• [SOURCE TEXT]:
=-=-=-=-=
I was introduced to Jill by my two clients ‘Innocent’ and ‘Emma’ – the Artist brothers, at ‘Neo Cafe’, en vogue in Kigali. Like I always do when meeting new people, I introduced myself and asked what she did; ‘Oh I’m a tech for twitter’, she replied candidly. That’s right: the Twitter.
I kept my cool, and to start a normal conversation, I told her that her name sounded like that of Gilberto Gil; the amasing Brazilian Musician/politician; she told me about her love for Rwanda’s sceneries.. For a geek, she turned out to be a fun girl to be around.
Anyway, one thing led to another and we found ourselves at dinner at Sole Luna.
Jill was here for three days; she’d flown in to check on her girls, and the dinner was a way to reunite with them
They arrived one after the other, Marie Claire Murekatete, and three others (names withheald for privacy). Suddenly I was seated with five top tech women; And indeed that’s what their group is called: ‘Tech Women’. I know this, because I tried to call them IT and they said: no man, that’s just a small part of what we do, we are ‘Tech Women’!
Murekatete was the one seated across the table from me, so I started the conversation;
– what do you do ‘nshuti’? I asked.
– well I am a senior software engineer at RDB. Her friend was Academic Vice-Rector at a Polytechnic University, the other one a senior Tech at Tigo and the other one, Aline, well she couldn’t tell me her title;
– she travels a lot’, her friends told me;
– ‘she travels around Africa, fixing technological problems’;
Bam! right there! A young girl in her late twenties; she fixes Africa’s Technological problems.
– ‘We are in the same program’; Claire continued, “we are ‘Tech Women’, we are around the world.”
– ‘So where did you go to school Murekatete?’ I asked in excitment;
– ‘I went to Carnegie Mellon, here, then I went to work at Sillicon Valley in California, USA, before I came back to work for RDB’.
Marie Claire had short hair, drunk Fanta Orange and kept her hands folded. When I asked her where she prayed, it was a rhetorical question, for I’d already guessed that the answer would be ADPR; I was right – in cyahafi to be precise, one of the popular slums in Kigali.
=-=-=-=-=
• [CHALLENGES]:
1 > Copy word for word the part of the Kigali dinner story starting with "I was introduced" and going on through "at Sole Luna.".
2 > Using the Kigali dinner story, answer yes or no to each statement, and quote the words that decide it: (a) Jill was in Kigali for three days. (b) Murekatete is a senior software engineer at Tigo. (c) Marie Claire drank Fanta Orange.
3 > In the Kigali dinner story, where did the group have dinner?

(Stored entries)
=-=-=-=-=
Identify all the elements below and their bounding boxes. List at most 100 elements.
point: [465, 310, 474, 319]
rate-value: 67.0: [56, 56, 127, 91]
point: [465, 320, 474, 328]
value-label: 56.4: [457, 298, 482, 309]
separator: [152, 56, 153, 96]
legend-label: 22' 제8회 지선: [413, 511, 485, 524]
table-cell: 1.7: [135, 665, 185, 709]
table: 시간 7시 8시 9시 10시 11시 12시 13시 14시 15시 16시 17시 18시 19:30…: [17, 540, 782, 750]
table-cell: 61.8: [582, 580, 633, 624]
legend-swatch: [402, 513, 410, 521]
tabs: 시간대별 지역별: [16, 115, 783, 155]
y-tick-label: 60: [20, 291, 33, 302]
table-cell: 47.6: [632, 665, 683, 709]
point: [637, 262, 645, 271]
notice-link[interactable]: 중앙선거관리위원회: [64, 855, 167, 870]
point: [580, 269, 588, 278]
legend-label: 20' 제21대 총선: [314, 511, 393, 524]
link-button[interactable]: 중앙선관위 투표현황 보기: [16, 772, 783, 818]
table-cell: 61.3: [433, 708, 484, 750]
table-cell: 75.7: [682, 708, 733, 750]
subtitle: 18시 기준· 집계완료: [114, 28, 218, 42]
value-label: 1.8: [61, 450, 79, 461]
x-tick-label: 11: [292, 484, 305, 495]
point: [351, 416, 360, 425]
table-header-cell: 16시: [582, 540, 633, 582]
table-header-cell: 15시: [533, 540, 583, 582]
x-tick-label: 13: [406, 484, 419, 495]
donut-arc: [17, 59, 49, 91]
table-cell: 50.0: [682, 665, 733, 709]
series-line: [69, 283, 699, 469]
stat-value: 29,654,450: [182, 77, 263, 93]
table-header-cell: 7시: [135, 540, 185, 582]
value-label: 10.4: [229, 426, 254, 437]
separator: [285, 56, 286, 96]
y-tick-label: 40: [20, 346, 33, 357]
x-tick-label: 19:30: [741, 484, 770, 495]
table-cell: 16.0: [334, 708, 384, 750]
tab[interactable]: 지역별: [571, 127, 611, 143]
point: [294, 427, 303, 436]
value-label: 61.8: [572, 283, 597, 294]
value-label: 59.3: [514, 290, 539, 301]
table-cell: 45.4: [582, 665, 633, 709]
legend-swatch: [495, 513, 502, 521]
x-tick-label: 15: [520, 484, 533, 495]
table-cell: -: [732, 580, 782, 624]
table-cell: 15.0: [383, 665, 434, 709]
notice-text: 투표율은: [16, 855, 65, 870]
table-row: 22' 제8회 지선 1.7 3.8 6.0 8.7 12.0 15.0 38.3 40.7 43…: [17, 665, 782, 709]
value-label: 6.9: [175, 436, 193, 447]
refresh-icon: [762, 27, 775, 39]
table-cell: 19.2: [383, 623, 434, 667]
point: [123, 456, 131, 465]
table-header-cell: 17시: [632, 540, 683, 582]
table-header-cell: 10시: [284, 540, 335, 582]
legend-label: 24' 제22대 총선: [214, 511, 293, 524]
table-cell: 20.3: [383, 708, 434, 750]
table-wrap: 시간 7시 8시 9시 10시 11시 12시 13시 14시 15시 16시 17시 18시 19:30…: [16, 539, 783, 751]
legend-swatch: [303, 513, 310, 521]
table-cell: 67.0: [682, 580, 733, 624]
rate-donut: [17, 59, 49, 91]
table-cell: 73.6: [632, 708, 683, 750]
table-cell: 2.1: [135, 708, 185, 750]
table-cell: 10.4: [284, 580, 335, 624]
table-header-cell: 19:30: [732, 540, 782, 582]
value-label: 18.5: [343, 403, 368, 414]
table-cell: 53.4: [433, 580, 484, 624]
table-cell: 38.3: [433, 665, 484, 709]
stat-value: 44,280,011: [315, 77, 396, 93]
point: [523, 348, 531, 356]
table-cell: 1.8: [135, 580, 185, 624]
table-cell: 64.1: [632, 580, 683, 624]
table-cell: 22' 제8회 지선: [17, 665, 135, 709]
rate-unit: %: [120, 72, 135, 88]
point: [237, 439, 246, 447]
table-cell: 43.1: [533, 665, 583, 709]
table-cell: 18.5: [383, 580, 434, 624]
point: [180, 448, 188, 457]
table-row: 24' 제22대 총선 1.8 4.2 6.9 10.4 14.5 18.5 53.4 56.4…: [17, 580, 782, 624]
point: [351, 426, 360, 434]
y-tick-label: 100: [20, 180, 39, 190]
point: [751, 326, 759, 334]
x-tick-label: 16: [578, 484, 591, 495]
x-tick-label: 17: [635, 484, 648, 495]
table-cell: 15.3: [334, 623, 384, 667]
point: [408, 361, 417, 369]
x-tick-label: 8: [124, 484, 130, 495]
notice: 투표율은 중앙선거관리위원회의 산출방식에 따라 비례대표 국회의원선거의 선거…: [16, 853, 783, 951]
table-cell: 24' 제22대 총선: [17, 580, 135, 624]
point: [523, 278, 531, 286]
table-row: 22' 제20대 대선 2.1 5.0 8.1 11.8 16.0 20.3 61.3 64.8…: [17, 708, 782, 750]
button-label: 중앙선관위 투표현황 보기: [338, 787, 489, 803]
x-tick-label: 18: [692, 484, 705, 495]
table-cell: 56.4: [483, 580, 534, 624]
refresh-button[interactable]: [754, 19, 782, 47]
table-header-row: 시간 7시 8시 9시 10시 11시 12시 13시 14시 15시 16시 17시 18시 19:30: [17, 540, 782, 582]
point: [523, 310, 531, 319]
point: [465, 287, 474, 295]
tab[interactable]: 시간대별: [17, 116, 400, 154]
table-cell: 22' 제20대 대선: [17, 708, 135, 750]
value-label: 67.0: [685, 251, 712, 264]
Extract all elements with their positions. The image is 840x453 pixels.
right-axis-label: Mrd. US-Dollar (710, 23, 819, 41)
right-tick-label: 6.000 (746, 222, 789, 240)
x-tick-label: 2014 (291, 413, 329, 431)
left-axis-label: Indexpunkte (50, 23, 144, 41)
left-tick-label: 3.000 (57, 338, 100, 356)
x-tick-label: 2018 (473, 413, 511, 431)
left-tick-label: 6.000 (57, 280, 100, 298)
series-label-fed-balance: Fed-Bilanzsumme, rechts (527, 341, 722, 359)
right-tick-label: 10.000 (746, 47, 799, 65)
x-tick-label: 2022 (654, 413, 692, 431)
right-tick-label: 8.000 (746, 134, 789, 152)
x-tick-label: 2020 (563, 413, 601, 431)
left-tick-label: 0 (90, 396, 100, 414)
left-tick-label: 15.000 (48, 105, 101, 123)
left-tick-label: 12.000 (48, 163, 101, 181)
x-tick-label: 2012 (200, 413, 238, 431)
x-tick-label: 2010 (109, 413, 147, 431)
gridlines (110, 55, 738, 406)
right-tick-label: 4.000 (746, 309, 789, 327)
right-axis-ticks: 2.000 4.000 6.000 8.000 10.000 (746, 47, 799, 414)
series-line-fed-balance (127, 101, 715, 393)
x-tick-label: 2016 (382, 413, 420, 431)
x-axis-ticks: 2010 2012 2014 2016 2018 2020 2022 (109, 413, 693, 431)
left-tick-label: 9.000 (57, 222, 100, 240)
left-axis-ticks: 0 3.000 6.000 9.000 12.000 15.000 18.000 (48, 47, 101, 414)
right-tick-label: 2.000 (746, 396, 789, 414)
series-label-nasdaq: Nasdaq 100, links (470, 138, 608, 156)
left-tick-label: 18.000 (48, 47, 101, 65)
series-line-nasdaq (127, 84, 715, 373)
=-=-=-=-=
• [OUTPUTS]:
1 >
I was introduced to Jill by my two clients ‘Innocent’ and ‘Emma’ – the Artist brothers, at ‘Neo Cafe’, en vogue in Kigali. Like I always do when meeting new people, I introduced myself and asked what she did; ‘Oh I’m a tech for twitter’, she replied candidly. That’s right: the Twitter.
I kept my cool, and to start a normal conversation, I told her that her name sounded like that of Gilberto Gil; the amasing Brazilian Musician/politician; she told me about her love for Rwanda’s sceneries.. For a geek, she turned out to be a fun girl to be around.
Anyway, one thing led to another and we found ourselves at dinner at Sole Luna.

2 >
(a) Yes: "Jill was here for three days"
(b) No: "well I am a senior software engineer at RDB."
(c) Yes: "drunk Fanta Orange"

3 > At Sole Luna.